Given exercise
Return the records word for word. Any pictures in them are not part of the copy.

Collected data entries

- - - - - - -

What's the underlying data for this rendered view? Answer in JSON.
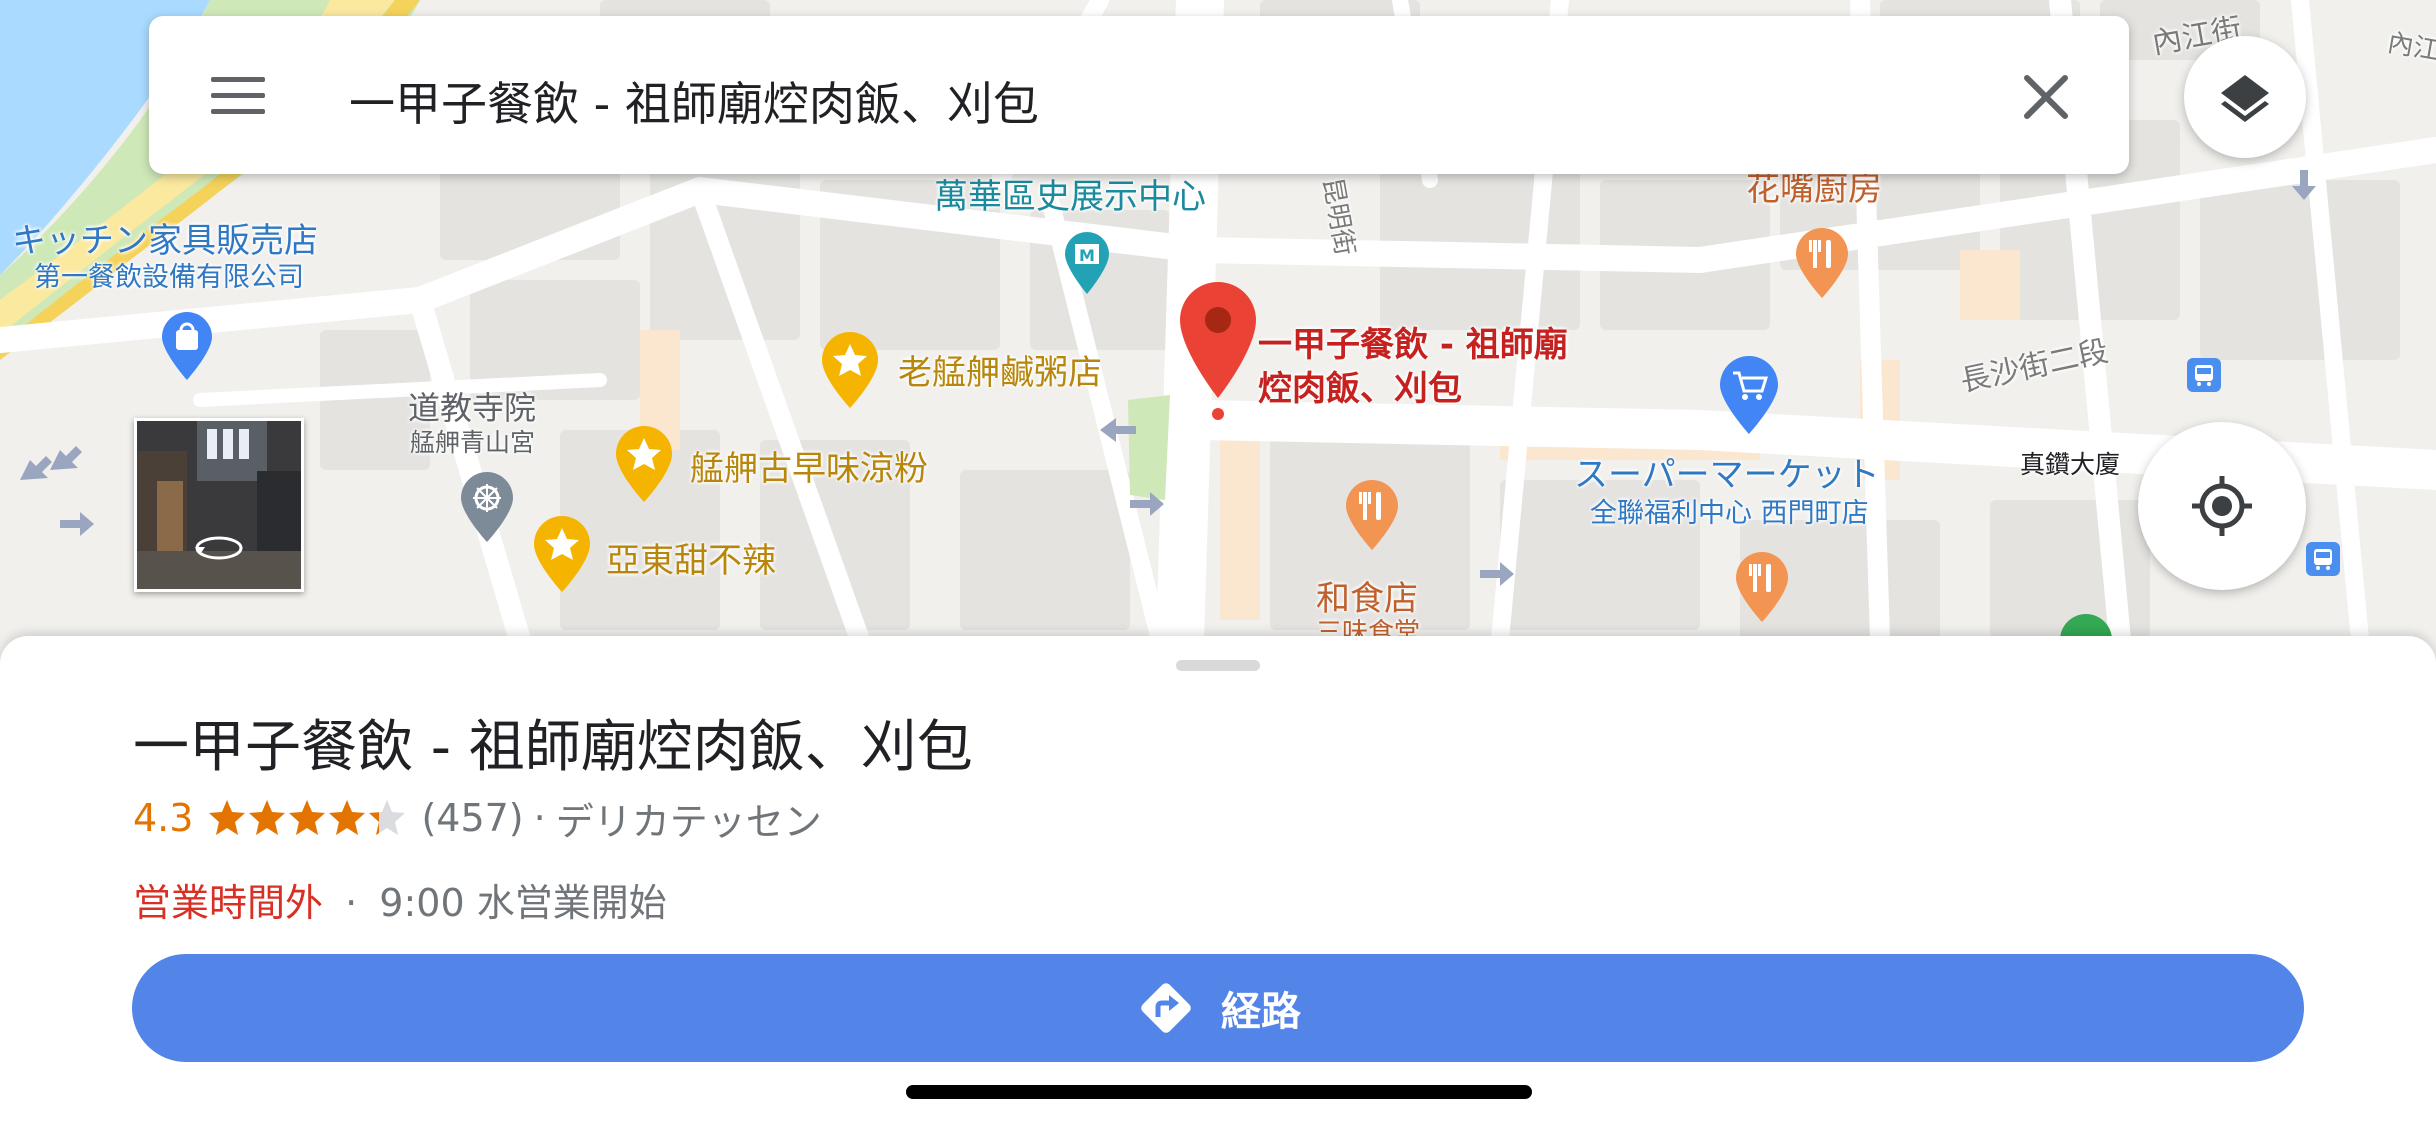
{
  "search": {
    "query": "一甲子餐飲 - 祖師廟焢肉飯、刈包",
    "menu_icon": "hamburger-menu-icon",
    "clear_icon": "close-icon"
  },
  "map": {
    "landmarks": [
      {
        "name": "萬華區史展示中心",
        "type": "museum",
        "icon": "museum-icon",
        "color": "#1a8a9e"
      },
      {
        "name": "キッチン家具販売店",
        "type": "shopping",
        "icon": "shopping-bag-icon",
        "color": "#2f78c4"
      },
      {
        "name": "第一餐飲設備有限公司",
        "type": "shopping-subtitle",
        "color": "#2f78c4"
      },
      {
        "name": "花嘴廚房",
        "type": "restaurant",
        "icon": "fork-knife-icon",
        "color": "#c0602c"
      },
      {
        "name": "老艋舺鹹粥店",
        "type": "favorite",
        "icon": "star-icon",
        "color": "#b8860b"
      },
      {
        "name": "道教寺院",
        "type": "temple",
        "icon": "dharma-wheel-icon",
        "color": "#5f6368"
      },
      {
        "name": "艋舺青山宮",
        "type": "temple-subtitle",
        "color": "#5f6368"
      },
      {
        "name": "艋舺古早味涼粉",
        "type": "favorite",
        "icon": "star-icon",
        "color": "#b8860b"
      },
      {
        "name": "亞東甜不辣",
        "type": "favorite",
        "icon": "star-icon",
        "color": "#b8860b"
      },
      {
        "name": "スーパーマーケット",
        "type": "supermarket",
        "icon": "shopping-cart-icon",
        "color": "#2f78c4"
      },
      {
        "name": "全聯福利中心 西門町店",
        "type": "supermarket-subtitle",
        "color": "#2f78c4"
      },
      {
        "name": "和食店",
        "type": "restaurant",
        "icon": "fork-knife-icon",
        "color": "#c0602c"
      },
      {
        "name": "三味食堂",
        "type": "restaurant-subtitle",
        "color": "#c0602c"
      },
      {
        "name": "真鑽大廈",
        "type": "building",
        "color": "#202124"
      }
    ],
    "roads": [
      "長沙街二段",
      "內江街",
      "昆明街",
      "內江街"
    ],
    "selected_pin": {
      "label": "一甲子餐飲 - 祖師廟焢肉飯、刈包",
      "line1": "一甲子餐飲 - 祖師廟",
      "line2": "焢肉飯、刈包",
      "color": "#c5221f"
    },
    "layers_icon": "layers-icon",
    "locate_icon": "my-location-icon",
    "street_view_icon": "street-view-360-icon",
    "bus_icon": "bus-stop-icon"
  },
  "place": {
    "name": "一甲子餐飲 - 祖師廟焢肉飯、刈包",
    "rating": 4.3,
    "rating_text": "4.3",
    "review_count": "(457)",
    "separator": "·",
    "category": "デリカテッセン",
    "hours_status": "営業時間外",
    "hours_next": "9:00 水営業開始",
    "directions_label": "経路",
    "directions_icon": "directions-icon"
  },
  "colors": {
    "accent_blue": "#5384e8",
    "rating_orange": "#e37400",
    "closed_red": "#d93025",
    "water": "#aadaff"
  }
}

- - - - - - -

Completed task
What's the underlying data for this rendered view? Answer in JSON.
{
  "search": {
    "query": "一甲子餐飲 - 祖師廟焢肉飯、刈包",
    "menu_icon": "hamburger-menu-icon",
    "clear_icon": "close-icon"
  },
  "map": {
    "landmarks": [
      {
        "name": "萬華區史展示中心",
        "type": "museum",
        "icon": "museum-icon",
        "color": "#1a8a9e"
      },
      {
        "name": "キッチン家具販売店",
        "type": "shopping",
        "icon": "shopping-bag-icon",
        "color": "#2f78c4"
      },
      {
        "name": "第一餐飲設備有限公司",
        "type": "shopping-subtitle",
        "color": "#2f78c4"
      },
      {
        "name": "花嘴廚房",
        "type": "restaurant",
        "icon": "fork-knife-icon",
        "color": "#c0602c"
      },
      {
        "name": "老艋舺鹹粥店",
        "type": "favorite",
        "icon": "star-icon",
        "color": "#b8860b"
      },
      {
        "name": "道教寺院",
        "type": "temple",
        "icon": "dharma-wheel-icon",
        "color": "#5f6368"
      },
      {
        "name": "艋舺青山宮",
        "type": "temple-subtitle",
        "color": "#5f6368"
      },
      {
        "name": "艋舺古早味涼粉",
        "type": "favorite",
        "icon": "star-icon",
        "color": "#b8860b"
      },
      {
        "name": "亞東甜不辣",
        "type": "favorite",
        "icon": "star-icon",
        "color": "#b8860b"
      },
      {
        "name": "スーパーマーケット",
        "type": "supermarket",
        "icon": "shopping-cart-icon",
        "color": "#2f78c4"
      },
      {
        "name": "全聯福利中心 西門町店",
        "type": "supermarket-subtitle",
        "color": "#2f78c4"
      },
      {
        "name": "和食店",
        "type": "restaurant",
        "icon": "fork-knife-icon",
        "color": "#c0602c"
      },
      {
        "name": "三味食堂",
        "type": "restaurant-subtitle",
        "color": "#c0602c"
      },
      {
        "name": "真鑽大廈",
        "type": "building",
        "color": "#202124"
      }
    ],
    "roads": [
      "長沙街二段",
      "內江街",
      "昆明街",
      "內江街"
    ],
    "selected_pin": {
      "label": "一甲子餐飲 - 祖師廟焢肉飯、刈包",
      "line1": "一甲子餐飲 - 祖師廟",
      "line2": "焢肉飯、刈包",
      "color": "#c5221f"
    },
    "layers_icon": "layers-icon",
    "locate_icon": "my-location-icon",
    "street_view_icon": "street-view-360-icon",
    "bus_icon": "bus-stop-icon"
  },
  "place": {
    "name": "一甲子餐飲 - 祖師廟焢肉飯、刈包",
    "rating": 4.3,
    "rating_text": "4.3",
    "review_count": "(457)",
    "separator": "·",
    "category": "デリカテッセン",
    "hours_status": "営業時間外",
    "hours_next": "9:00 水営業開始",
    "directions_label": "経路",
    "directions_icon": "directions-icon"
  },
  "colors": {
    "accent_blue": "#5384e8",
    "rating_orange": "#e37400",
    "closed_red": "#d93025",
    "water": "#aadaff"
  }
}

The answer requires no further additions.